**Work to complete:**
Copy out each line in the material below that has the word "Australian".

───── Input data ─────

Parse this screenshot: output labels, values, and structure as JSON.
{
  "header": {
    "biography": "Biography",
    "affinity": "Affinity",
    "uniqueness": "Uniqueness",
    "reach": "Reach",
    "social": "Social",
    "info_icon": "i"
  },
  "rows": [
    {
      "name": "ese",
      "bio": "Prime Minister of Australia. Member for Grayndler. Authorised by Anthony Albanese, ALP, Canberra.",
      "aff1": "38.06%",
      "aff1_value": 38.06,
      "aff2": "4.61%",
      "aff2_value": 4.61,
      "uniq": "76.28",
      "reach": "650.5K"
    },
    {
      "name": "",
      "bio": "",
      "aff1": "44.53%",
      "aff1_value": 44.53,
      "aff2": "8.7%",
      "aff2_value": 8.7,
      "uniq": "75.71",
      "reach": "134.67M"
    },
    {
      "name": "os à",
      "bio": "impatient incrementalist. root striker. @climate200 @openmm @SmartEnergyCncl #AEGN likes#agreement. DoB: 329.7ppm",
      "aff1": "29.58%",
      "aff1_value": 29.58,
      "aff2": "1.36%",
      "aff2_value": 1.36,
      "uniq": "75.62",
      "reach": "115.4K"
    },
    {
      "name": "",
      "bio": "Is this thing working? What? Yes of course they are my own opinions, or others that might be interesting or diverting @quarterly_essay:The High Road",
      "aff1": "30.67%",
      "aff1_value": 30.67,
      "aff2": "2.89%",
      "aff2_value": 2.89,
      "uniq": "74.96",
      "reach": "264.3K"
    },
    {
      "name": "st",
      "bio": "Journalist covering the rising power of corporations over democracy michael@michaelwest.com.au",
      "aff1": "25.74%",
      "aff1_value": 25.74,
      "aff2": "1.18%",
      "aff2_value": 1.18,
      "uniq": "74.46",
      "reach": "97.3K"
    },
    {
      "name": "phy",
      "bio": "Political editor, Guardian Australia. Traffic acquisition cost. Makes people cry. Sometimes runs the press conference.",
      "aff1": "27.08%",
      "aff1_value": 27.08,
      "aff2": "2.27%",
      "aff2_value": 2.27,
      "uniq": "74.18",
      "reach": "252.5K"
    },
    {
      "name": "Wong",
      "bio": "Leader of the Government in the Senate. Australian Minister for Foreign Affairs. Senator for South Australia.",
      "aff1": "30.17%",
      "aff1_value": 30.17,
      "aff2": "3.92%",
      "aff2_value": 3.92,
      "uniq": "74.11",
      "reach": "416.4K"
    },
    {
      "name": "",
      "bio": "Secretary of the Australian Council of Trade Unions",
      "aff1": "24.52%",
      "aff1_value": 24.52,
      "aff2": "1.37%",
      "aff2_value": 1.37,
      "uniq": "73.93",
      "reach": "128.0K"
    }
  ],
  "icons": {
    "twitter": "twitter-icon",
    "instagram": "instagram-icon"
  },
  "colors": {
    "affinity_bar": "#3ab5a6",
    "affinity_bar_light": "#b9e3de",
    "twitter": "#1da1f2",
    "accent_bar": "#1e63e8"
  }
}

─────

**Complete response:**
      "bio": "Leader of the Government in the Senate. Australian Minister for Foreign Affairs. Senator for South Australia.",
      "bio": "Secretary of the Australian Council of Trade Unions",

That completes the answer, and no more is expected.